Copy each line of the material below that includes the string "title".

===

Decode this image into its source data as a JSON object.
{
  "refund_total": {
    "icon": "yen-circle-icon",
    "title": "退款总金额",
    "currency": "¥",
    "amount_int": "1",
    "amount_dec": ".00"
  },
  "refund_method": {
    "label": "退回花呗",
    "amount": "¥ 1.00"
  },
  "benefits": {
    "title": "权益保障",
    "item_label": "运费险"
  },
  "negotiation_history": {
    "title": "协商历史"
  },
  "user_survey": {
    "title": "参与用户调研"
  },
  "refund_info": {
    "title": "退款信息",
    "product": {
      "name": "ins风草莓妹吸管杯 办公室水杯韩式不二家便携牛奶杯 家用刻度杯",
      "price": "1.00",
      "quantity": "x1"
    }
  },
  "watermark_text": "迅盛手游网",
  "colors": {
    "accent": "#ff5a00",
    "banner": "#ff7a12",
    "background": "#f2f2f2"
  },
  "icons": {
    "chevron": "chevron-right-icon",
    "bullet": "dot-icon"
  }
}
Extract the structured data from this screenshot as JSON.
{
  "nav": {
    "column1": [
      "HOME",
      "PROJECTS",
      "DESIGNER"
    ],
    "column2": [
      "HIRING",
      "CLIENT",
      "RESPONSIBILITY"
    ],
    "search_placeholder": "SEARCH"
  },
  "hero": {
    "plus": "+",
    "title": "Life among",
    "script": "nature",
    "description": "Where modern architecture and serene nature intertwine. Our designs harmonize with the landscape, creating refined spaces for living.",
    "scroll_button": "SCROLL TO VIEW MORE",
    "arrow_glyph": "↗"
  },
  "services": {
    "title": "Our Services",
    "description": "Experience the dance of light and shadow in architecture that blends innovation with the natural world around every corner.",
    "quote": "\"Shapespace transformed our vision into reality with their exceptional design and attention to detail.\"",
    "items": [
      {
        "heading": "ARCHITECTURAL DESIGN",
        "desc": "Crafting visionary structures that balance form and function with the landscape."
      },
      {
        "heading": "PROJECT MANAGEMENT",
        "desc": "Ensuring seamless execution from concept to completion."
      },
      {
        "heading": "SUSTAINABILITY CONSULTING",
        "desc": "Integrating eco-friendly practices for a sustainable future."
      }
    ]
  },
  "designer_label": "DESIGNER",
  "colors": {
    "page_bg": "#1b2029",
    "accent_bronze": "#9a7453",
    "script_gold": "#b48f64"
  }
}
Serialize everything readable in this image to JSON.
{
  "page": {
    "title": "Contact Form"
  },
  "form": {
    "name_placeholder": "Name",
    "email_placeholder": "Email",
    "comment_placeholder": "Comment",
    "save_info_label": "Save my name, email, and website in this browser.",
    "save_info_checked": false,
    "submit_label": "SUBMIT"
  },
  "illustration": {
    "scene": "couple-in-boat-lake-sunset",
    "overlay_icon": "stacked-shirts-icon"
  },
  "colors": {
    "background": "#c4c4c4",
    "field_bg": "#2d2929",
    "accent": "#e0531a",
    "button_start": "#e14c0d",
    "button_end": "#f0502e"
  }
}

===

▶ Output for this task:
    "title": "退款总金额",
    "title": "权益保障",
    "title": "协商历史"
    "title": "参与用户调研"
    "title": "退款信息",
    "title": "Life among",
    "title": "Our Services",
    "title": "Contact Form"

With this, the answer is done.